:: Exercise task ::
Look through the lines and report how many include the word "could", giving nothing but the number.

:: Exercise material ::
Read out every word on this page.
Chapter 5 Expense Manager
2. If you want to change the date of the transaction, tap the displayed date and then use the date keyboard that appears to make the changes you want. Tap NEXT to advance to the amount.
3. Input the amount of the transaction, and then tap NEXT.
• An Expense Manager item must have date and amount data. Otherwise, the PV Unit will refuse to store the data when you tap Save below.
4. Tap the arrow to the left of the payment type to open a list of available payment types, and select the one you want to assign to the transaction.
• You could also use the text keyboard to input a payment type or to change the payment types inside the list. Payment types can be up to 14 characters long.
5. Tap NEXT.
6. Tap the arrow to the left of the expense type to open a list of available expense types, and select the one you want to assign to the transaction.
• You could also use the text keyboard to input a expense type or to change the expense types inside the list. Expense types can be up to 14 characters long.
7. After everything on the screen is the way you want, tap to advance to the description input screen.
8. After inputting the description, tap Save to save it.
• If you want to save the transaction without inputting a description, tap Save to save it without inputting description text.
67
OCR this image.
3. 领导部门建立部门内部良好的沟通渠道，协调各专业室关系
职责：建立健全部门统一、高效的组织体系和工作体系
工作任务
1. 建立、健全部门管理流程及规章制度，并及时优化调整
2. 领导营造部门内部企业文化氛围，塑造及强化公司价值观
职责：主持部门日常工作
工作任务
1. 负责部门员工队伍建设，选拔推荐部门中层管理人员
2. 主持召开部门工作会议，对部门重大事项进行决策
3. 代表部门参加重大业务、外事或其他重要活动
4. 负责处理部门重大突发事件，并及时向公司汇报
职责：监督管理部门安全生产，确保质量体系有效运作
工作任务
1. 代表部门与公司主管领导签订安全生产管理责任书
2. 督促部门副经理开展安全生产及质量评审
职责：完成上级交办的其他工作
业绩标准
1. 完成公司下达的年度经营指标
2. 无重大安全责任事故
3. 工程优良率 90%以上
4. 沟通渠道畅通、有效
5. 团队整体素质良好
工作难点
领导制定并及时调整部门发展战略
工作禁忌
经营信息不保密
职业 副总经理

:: Correct response ::
2